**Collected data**
Start

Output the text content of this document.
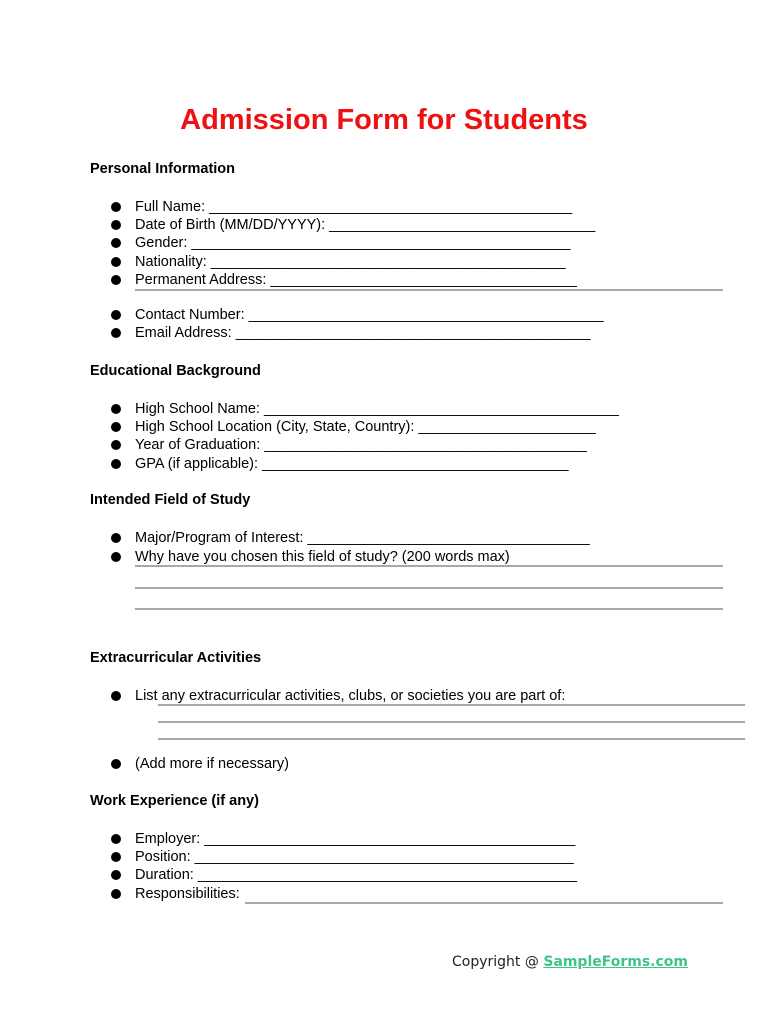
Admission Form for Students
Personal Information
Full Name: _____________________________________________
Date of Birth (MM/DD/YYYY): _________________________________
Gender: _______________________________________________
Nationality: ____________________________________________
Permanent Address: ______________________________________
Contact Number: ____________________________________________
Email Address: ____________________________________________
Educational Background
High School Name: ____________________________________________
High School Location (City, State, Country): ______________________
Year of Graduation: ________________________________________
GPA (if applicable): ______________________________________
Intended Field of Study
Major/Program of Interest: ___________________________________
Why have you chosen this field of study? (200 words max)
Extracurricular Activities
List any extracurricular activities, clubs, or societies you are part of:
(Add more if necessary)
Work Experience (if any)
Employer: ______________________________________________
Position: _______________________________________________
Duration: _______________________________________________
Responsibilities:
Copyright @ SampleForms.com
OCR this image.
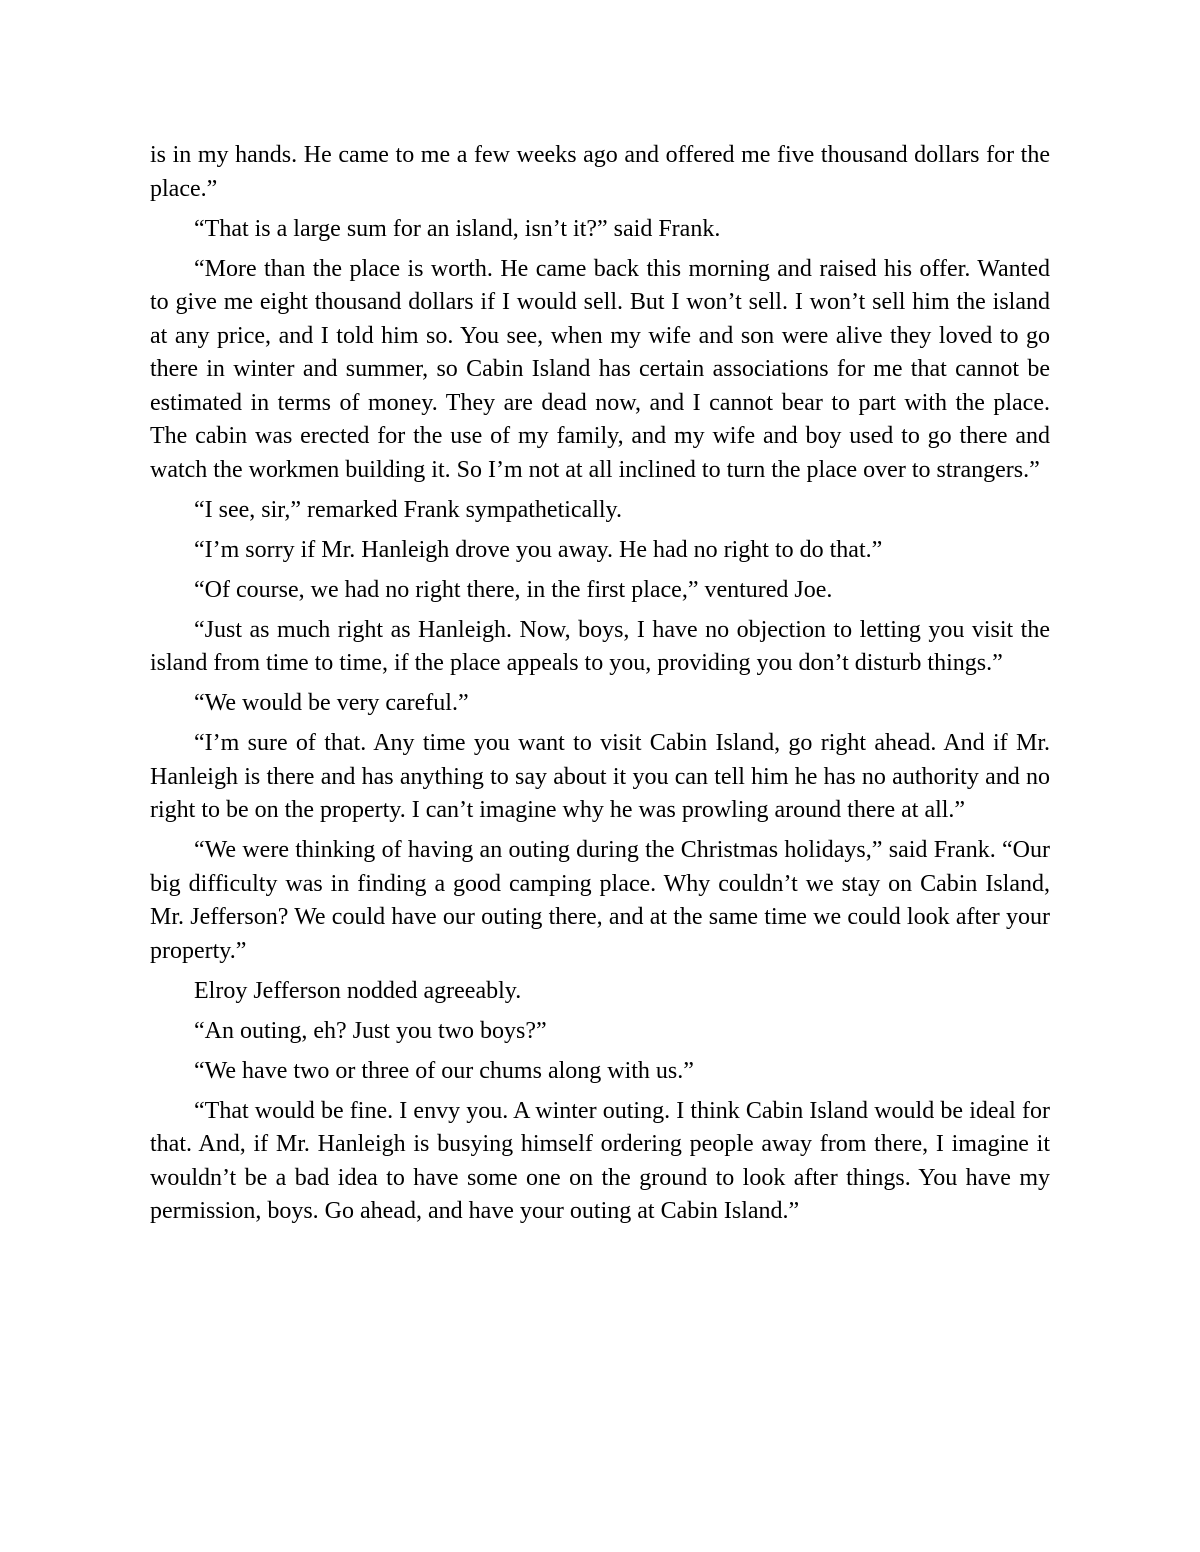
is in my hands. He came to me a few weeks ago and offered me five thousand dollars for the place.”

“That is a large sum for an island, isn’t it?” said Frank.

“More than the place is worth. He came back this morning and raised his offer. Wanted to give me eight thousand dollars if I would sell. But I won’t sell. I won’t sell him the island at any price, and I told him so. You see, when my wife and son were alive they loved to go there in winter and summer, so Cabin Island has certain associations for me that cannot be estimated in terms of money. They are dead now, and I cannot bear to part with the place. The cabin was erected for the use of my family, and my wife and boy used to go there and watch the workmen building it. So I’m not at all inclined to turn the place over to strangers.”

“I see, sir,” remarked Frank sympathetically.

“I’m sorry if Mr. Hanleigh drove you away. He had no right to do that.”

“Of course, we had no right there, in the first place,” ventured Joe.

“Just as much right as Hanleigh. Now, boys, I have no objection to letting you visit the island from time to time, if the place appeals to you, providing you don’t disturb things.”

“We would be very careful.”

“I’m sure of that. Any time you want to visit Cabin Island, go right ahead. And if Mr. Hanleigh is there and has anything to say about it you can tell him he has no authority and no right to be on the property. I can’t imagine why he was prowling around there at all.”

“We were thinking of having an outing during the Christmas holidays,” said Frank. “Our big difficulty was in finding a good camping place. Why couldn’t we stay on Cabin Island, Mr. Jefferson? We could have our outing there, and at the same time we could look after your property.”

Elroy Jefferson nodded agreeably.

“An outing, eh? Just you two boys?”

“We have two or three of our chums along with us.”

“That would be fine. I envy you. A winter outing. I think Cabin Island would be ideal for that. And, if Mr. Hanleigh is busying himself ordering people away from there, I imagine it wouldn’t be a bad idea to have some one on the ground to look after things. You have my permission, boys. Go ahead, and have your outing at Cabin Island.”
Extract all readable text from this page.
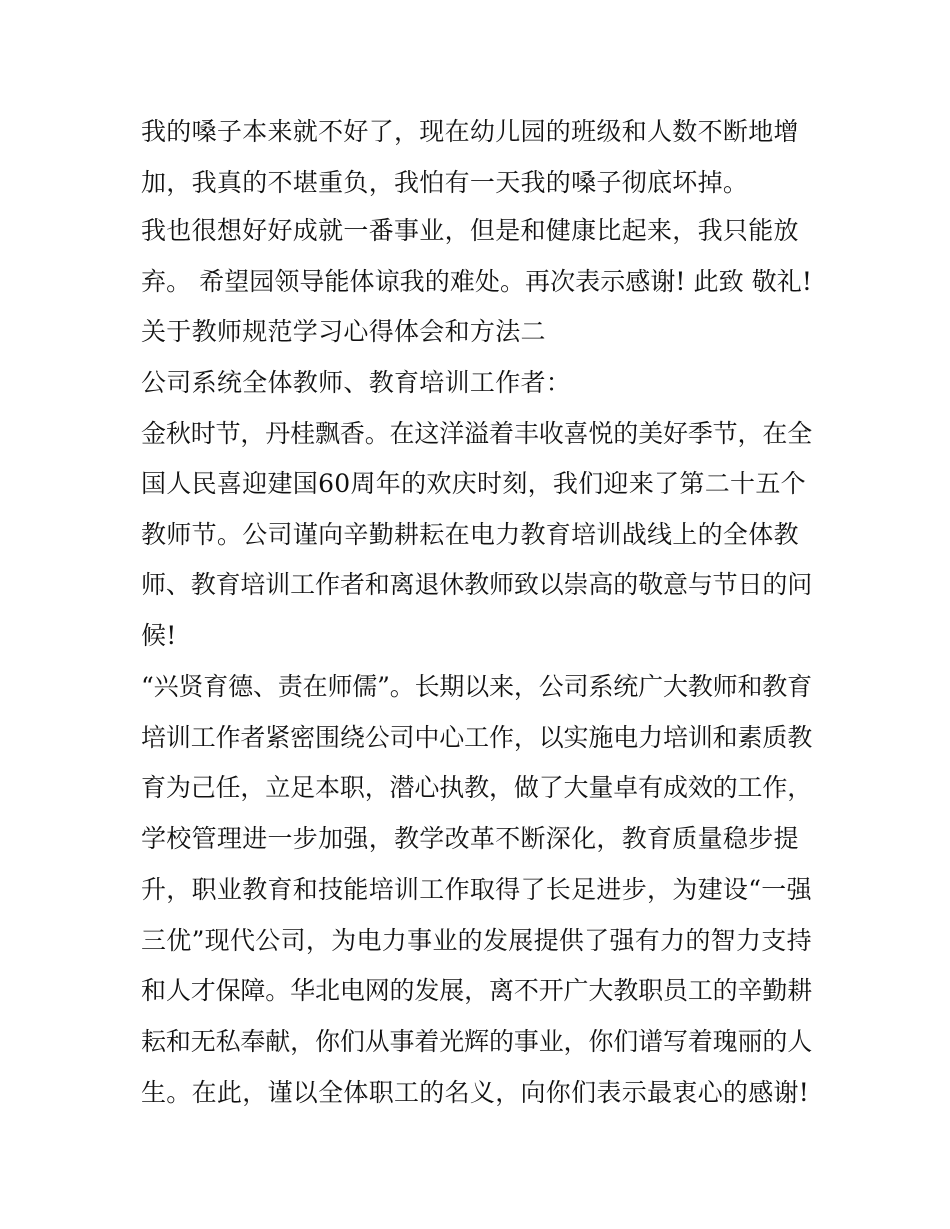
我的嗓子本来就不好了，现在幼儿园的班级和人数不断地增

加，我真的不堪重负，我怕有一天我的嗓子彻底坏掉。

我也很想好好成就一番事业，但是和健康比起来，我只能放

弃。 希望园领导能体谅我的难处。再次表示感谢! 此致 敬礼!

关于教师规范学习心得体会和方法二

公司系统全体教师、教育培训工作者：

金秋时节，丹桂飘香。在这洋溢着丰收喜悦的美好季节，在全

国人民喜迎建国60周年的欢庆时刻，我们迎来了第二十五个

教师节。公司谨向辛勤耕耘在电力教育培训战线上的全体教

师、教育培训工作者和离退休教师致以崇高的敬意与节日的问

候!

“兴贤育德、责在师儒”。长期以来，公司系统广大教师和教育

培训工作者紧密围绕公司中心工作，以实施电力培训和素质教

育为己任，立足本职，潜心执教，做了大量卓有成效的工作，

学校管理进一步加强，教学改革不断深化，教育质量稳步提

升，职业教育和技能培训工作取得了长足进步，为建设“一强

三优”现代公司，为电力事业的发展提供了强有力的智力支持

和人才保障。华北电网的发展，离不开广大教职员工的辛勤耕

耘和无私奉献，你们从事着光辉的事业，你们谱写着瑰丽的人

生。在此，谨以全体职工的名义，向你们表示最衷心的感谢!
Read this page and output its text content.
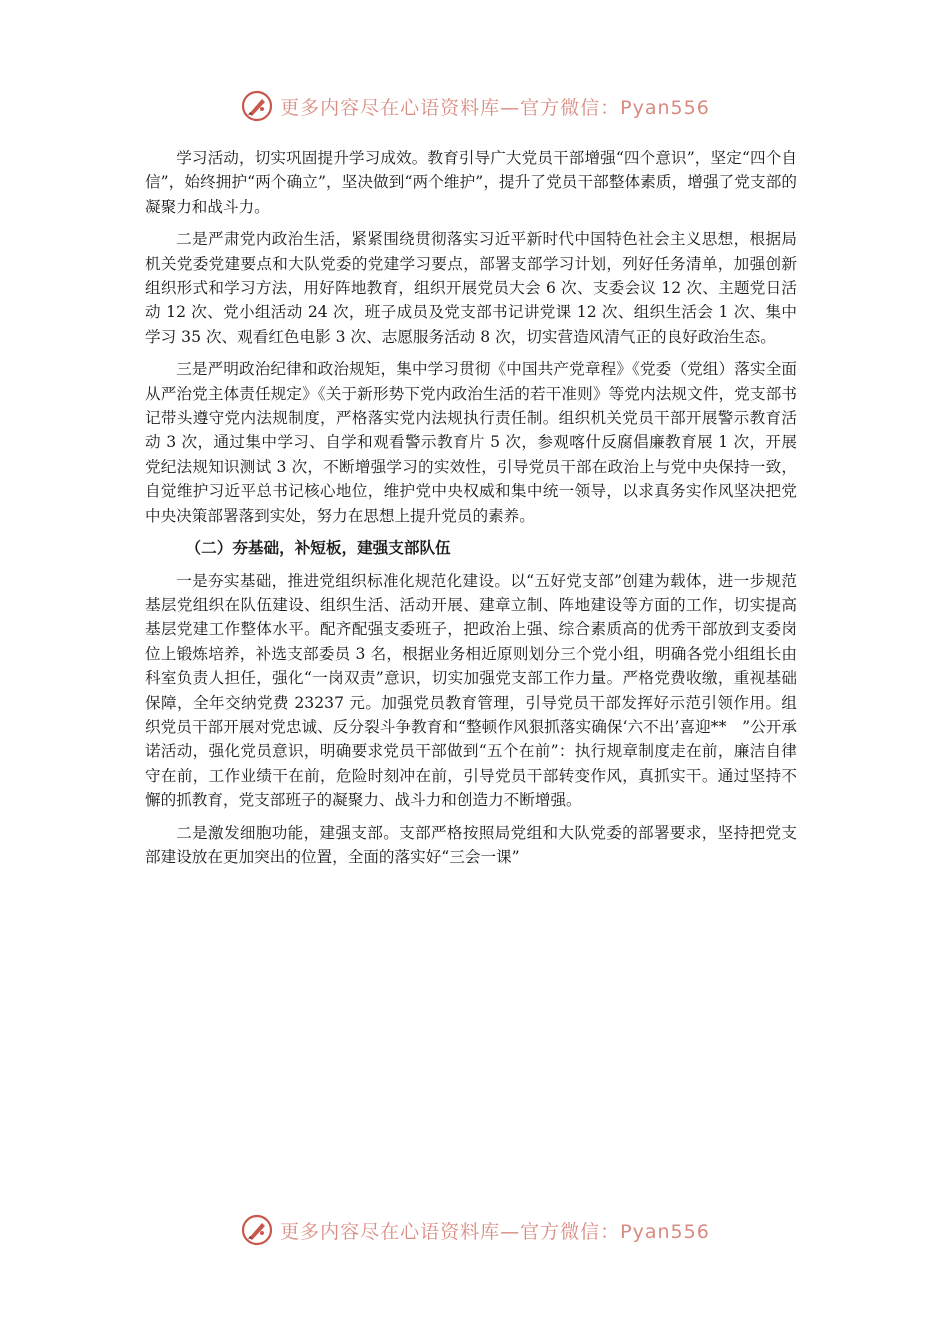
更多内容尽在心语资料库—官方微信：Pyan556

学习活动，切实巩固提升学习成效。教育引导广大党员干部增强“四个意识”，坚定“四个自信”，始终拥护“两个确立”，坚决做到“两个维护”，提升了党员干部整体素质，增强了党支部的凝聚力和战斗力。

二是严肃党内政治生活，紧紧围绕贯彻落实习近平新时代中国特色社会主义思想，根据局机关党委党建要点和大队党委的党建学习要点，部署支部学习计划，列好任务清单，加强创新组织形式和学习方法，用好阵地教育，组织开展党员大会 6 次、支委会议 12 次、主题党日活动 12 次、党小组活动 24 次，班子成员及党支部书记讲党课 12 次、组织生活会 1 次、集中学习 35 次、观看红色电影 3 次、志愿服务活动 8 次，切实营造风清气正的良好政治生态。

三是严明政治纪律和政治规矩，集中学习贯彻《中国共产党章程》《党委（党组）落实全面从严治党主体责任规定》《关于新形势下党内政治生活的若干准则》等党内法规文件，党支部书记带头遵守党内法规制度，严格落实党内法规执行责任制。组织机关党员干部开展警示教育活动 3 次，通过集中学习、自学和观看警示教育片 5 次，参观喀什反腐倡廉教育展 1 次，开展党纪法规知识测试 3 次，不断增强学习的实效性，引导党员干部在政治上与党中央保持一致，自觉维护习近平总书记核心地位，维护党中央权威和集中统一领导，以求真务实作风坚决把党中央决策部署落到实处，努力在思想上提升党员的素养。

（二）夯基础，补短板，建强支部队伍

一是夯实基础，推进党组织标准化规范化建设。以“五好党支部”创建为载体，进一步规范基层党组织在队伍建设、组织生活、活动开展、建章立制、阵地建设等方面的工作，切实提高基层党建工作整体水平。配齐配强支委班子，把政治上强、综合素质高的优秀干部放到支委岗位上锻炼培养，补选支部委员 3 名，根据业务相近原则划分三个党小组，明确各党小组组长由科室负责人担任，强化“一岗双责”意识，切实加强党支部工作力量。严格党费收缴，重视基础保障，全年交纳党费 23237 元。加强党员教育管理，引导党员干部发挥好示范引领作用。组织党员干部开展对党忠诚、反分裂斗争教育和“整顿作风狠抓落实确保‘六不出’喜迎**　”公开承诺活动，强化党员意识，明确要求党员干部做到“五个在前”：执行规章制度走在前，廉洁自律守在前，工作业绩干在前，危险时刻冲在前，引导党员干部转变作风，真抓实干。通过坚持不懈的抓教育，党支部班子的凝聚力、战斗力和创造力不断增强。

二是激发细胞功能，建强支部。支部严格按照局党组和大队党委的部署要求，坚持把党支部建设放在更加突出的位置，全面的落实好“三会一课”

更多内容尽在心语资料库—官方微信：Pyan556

End

**Set task**
Identify every line where the string "Jefferson" appears.

**Full solution**
“We were thinking of having an outing during the Christmas holidays,” said Frank. “Our big difficulty was in finding a good camping place. Why couldn’t we stay on Cabin Island, Mr. Jefferson? We could have our outing there, and at the same time we could look after your property.”
Elroy Jefferson nodded agreeably.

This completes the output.